═══ Source extract
I’m still amazed that I am telling my story of how I battled with depression for many years. Honestly, now, I relish the opportunity to talk about it, to tell more and more, to unmask the shame, to be free! Which is weird when I reflect back on just a few short months ago how shameful my depression felt.
We go through things in life and seldom realize how those things “will work together for good” but true to His Word, God always causes them to do just that. He never said it would be painless, however. For many years I lived in a den called depression and didn’t think those days would ever end, nor did I know that those days would glorify God in some way.
Recently a lady I didn’t know approached me at work and asked to speak with me. She told me how she was getting ready to kill herself a couple of nights before and when she raised her hand to take the pills, she saw my face. She said she decided to wait another night and attempt it again. On the next night she said she’d gathered more pills and when she finished lining them all up and went to put a hand full in her mouth, she saw my face again.
“I don’t know why I saw your face or why I am talking to you, I don’t even know you, but I have been depressed for 20 years and I’m ready to end it all.”
I sat there staring at her feeling like I had been ‘punked’. When I realized she was serious, my first thought was “really God?” Now what? Well, I certainly knew how she was feeling and began to tell her so. When I told her my story of battling depression for 30 years and how it had gotten so bad a couple of times I had wanted to die too, she opened up and shared her life with me. I listened to her for what seemed like hours and then I asked her if I could pray for her. We prayed and she began to weep, asking the Lord to heal her…and He did a lot more than that.
Right there in my office, in the middle of the day, in the midst of a depression discussion, on the heels of an attempted suicide…God came into her heart.
That was a few weeks ago. I saw her today – smiling, hopeful, healing. She said she was doing well; “taking my meds consistently and having more good days than bad.”
Funny, how I had to go through my storm in order to navigate her through hers. It was so not about me.
══════
═══ Dataset entries
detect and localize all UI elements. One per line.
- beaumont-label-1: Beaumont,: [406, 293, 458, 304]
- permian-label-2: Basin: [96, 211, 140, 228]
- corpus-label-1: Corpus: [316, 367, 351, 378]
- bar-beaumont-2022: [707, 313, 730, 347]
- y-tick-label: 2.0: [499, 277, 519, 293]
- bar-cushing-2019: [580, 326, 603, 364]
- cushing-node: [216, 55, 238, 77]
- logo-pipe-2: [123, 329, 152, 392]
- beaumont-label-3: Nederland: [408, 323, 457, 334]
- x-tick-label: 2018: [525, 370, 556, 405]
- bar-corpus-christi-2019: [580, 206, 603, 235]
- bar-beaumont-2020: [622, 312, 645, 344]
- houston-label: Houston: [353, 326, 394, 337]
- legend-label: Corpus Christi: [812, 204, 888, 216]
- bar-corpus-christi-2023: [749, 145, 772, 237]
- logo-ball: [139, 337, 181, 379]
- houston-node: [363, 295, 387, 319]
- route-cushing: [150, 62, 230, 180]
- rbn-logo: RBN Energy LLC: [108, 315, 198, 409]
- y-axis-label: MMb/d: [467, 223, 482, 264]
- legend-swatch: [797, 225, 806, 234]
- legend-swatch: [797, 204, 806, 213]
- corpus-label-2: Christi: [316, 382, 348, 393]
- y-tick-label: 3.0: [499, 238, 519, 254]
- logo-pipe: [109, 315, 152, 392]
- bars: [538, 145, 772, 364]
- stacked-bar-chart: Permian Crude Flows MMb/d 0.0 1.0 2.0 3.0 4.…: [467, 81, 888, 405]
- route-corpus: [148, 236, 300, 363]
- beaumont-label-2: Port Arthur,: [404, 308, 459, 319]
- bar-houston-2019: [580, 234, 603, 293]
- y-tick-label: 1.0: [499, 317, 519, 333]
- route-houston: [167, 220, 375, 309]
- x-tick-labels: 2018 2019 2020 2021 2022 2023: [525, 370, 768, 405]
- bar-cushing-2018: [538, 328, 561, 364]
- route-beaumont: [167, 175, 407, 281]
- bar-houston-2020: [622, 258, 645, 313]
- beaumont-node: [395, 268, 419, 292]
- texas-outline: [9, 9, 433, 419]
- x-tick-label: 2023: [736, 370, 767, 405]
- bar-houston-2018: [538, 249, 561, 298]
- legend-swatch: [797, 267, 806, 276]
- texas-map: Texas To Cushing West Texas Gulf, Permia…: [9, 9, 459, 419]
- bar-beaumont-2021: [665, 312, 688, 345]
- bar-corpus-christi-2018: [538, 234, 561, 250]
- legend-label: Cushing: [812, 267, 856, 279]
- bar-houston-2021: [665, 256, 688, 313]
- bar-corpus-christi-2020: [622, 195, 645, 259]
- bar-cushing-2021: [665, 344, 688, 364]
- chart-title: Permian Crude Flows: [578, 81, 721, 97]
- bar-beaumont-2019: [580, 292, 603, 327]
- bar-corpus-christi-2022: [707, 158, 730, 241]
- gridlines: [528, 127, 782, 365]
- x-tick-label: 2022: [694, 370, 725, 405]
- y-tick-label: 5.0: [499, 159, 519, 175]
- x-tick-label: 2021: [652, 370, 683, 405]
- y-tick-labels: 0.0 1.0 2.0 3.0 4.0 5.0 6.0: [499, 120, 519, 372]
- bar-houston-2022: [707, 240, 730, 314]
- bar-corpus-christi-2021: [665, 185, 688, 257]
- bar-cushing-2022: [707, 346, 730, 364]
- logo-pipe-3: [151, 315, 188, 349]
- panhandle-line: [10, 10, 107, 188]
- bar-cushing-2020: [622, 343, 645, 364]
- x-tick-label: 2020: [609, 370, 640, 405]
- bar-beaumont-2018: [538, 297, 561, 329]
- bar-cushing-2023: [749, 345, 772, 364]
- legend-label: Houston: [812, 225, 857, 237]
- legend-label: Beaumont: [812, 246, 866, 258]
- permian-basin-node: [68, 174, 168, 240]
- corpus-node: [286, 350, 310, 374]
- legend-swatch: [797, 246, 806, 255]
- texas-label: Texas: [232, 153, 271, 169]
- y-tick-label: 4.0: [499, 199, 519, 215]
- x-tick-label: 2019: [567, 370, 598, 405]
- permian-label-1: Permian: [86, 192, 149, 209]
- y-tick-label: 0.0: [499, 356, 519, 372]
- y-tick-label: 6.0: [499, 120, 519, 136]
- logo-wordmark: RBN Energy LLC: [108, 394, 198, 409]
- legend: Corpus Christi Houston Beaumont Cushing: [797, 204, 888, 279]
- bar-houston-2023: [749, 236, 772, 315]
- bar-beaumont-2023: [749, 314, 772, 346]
══════
[Activity 1]:
In the depression testimony, what reason does the writer give for having gone through a personal storm? Answer in one to three sentences.
[Activity 2]:
Translate this sentence from the depression testimony into Spanish: "Well, I certainly knew how she was feeling and began to tell her so."
[Activity 3]:
Reproduce the depression testimony from "Right there in" up to and including "into her heart.".

[Your response 1]:
The writer says it was necessary to go through that storm in order to navigate the woman through hers. The writer adds that "it was so not about me."

[Your response 2]:
Bueno, sin duda yo sabía cómo se sentía ella y empecé a decírselo.

[Your response 3]:
Right there in my office, in the middle of the day, in the midst of a depression discussion, on the heels of an attempted suicide…God came into her heart.